Your task is to copy every line of this material exactly.

--

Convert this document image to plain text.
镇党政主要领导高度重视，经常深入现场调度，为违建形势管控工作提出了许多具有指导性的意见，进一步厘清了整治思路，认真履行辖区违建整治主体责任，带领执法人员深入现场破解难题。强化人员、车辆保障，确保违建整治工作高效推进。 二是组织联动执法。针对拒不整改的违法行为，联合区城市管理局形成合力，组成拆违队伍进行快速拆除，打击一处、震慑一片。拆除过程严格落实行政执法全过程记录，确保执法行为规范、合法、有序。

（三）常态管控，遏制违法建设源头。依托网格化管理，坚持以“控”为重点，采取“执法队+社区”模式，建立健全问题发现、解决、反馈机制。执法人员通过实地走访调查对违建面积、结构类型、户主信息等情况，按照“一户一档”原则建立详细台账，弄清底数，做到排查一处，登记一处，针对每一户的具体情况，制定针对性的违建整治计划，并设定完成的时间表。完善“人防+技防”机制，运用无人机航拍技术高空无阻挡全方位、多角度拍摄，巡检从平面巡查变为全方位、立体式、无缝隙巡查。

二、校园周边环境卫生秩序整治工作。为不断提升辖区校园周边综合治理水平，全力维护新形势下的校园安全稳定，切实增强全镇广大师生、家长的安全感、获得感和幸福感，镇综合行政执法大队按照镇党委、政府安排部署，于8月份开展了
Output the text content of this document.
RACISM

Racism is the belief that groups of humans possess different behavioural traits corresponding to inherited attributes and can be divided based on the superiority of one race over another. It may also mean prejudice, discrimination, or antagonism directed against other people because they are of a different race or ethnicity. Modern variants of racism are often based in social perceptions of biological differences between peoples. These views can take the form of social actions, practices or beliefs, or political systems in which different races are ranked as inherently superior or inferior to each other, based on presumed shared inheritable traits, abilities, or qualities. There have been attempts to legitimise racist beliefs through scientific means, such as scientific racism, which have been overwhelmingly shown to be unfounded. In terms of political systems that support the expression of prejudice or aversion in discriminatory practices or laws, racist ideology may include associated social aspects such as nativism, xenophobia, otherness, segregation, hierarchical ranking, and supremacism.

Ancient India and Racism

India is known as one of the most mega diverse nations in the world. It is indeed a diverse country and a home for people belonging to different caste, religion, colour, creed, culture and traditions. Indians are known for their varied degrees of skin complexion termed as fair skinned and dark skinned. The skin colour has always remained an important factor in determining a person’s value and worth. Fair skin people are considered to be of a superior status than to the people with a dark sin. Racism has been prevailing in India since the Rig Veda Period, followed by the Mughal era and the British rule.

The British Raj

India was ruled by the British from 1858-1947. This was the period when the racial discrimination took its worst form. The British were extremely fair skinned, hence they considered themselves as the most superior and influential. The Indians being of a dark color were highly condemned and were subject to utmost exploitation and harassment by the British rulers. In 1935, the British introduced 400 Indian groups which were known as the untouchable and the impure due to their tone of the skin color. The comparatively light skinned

--

- Solution to this exercise -
Convert this document image to plain text.
镇党政主要领导高度重视，经常深入现场调度，为违建形势管控工作提出了许多具有指导性的意见，进一步厘清了整治思路，认真履行辖区违建整治主体责任，带领执法人员深入现场破解难题。强化人员、车辆保障，确保违建整治工作高效推进。 二是组织联动执法。针对拒不整改的违法行为，联合区城市管理局形成合力，组成拆违队伍进行快速拆除，打击一处、震慑一片。拆除过程严格落实行政执法全过程记录，确保执法行为规范、合法、有序。

（三）常态管控，遏制违法建设源头。依托网格化管理，坚持以“控”为重点，采取“执法队+社区”模式，建立健全问题发现、解决、反馈机制。执法人员通过实地走访调查对违建面积、结构类型、户主信息等情况，按照“一户一档”原则建立详细台账，弄清底数，做到排查一处，登记一处，针对每一户的具体情况，制定针对性的违建整治计划，并设定完成的时间表。完善“人防+技防”机制，运用无人机航拍技术高空无阻挡全方位、多角度拍摄，巡检从平面巡查变为全方位、立体式、无缝隙巡查。

二、校园周边环境卫生秩序整治工作。为不断提升辖区校园周边综合治理水平，全力维护新形势下的校园安全稳定，切实增强全镇广大师生、家长的安全感、获得感和幸福感，镇综合行政执法大队按照镇党委、政府安排部署，于8月份开展了
Output the text content of this document.
RACISM

Racism is the belief that groups of humans possess different behavioural traits corresponding to inherited attributes and can be divided based on the superiority of one race over another. It may also mean prejudice, discrimination, or antagonism directed against other people because they are of a different race or ethnicity. Modern variants of racism are often based in social perceptions of biological differences between peoples. These views can take the form of social actions, practices or beliefs, or political systems in which different races are ranked as inherently superior or inferior to each other, based on presumed shared inheritable traits, abilities, or qualities. There have been attempts to legitimise racist beliefs through scientific means, such as scientific racism, which have been overwhelmingly shown to be unfounded. In terms of political systems that support the expression of prejudice or aversion in discriminatory practices or laws, racist ideology may include associated social aspects such as nativism, xenophobia, otherness, segregation, hierarchical ranking, and supremacism.

Ancient India and Racism

India is known as one of the most mega diverse nations in the world. It is indeed a diverse country and a home for people belonging to different caste, religion, colour, creed, culture and traditions. Indians are known for their varied degrees of skin complexion termed as fair skinned and dark skinned. The skin colour has always remained an important factor in determining a person’s value and worth. Fair skin people are considered to be of a superior status than to the people with a dark sin. Racism has been prevailing in India since the Rig Veda Period, followed by the Mughal era and the British rule.

The British Raj

India was ruled by the British from 1858-1947. This was the period when the racial discrimination took its worst form. The British were extremely fair skinned, hence they considered themselves as the most superior and influential. The Indians being of a dark color were highly condemned and were subject to utmost exploitation and harassment by the British rulers. In 1935, the British introduced 400 Indian groups which were known as the untouchable and the impure due to their tone of the skin color. The comparatively light skinned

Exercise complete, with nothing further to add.